-- start of Provided data --

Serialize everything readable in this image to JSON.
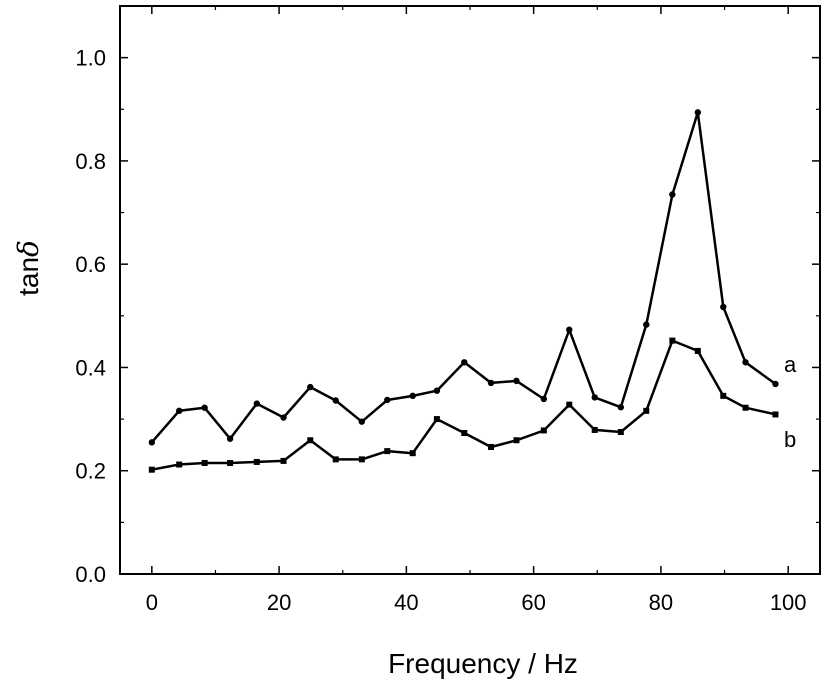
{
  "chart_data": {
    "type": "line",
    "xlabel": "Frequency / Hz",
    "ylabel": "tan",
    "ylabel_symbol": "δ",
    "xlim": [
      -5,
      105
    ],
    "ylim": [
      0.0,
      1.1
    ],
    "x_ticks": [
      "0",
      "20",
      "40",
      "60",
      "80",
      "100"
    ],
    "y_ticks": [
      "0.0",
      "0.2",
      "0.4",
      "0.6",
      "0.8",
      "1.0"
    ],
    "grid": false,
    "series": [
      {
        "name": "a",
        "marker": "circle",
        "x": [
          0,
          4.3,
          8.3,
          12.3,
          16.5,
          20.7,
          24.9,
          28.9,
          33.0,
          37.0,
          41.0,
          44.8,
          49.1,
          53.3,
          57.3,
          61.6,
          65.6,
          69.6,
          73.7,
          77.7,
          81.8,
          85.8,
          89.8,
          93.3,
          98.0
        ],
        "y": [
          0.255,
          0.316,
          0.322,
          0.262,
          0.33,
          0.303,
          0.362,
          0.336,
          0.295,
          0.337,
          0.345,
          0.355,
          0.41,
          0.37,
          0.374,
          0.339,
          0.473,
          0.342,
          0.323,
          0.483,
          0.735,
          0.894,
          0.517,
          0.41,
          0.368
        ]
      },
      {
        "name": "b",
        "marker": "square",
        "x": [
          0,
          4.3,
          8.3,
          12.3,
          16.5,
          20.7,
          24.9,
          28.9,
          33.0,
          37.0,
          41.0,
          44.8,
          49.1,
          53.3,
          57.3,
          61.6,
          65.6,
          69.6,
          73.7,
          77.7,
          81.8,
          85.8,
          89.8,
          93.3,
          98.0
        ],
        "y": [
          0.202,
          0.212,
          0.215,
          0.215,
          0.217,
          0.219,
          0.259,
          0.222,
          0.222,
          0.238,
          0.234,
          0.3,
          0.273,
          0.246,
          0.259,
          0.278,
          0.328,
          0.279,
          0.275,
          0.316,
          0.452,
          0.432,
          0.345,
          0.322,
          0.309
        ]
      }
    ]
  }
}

-- end of Provided data --
-- start of Provided data --

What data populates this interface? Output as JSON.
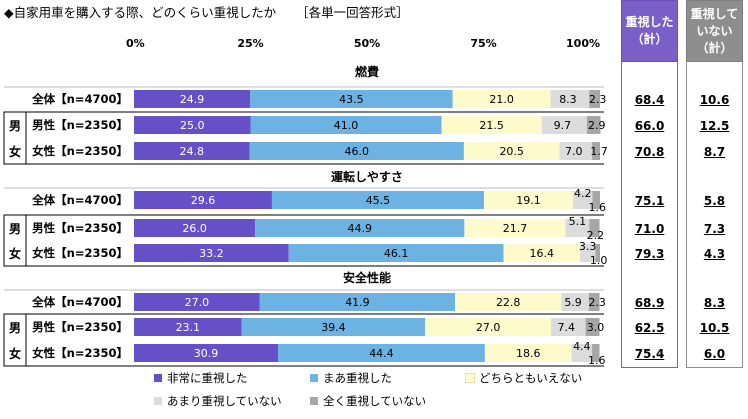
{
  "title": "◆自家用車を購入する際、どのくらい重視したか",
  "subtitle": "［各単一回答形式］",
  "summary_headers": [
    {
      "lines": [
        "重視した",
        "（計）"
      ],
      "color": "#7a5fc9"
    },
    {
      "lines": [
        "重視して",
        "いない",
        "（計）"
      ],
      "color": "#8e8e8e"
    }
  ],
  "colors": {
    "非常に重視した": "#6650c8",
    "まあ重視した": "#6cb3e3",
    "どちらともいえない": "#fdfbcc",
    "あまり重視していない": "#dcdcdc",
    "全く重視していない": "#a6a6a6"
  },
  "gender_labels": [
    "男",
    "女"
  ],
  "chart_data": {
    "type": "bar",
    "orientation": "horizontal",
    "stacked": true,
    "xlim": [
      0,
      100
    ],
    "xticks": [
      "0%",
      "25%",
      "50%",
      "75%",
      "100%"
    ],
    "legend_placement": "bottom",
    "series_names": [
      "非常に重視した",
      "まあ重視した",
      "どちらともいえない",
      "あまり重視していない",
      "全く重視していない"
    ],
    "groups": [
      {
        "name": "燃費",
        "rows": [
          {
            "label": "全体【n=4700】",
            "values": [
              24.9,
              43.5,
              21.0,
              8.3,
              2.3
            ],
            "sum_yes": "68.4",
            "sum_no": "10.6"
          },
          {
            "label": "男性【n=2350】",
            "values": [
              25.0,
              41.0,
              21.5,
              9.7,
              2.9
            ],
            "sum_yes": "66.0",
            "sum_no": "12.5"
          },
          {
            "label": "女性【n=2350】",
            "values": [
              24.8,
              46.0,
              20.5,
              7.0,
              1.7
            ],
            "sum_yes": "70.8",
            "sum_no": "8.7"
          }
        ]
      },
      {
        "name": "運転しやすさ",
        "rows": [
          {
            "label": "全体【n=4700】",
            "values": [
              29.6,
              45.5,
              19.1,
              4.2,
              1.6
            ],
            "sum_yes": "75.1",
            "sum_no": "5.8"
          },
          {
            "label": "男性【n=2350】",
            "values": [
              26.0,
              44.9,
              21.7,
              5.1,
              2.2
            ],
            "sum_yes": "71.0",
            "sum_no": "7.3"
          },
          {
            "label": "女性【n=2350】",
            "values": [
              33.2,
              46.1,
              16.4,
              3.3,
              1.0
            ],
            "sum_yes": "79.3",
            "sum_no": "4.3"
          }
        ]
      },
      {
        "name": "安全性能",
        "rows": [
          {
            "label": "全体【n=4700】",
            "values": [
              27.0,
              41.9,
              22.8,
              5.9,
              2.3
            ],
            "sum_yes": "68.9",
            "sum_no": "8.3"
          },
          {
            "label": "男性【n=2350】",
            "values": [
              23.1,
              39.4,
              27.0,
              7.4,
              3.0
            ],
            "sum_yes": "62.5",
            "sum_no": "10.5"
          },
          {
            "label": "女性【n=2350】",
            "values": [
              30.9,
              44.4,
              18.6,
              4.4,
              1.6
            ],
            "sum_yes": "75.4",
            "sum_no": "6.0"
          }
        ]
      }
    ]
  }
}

-- end of Provided data --

Scan the records above for the string "this", then report every line that contains it.

• [Finished exercise]
Serialize everything readable in this image to JSON.
What data populates this interface? Output as JSON.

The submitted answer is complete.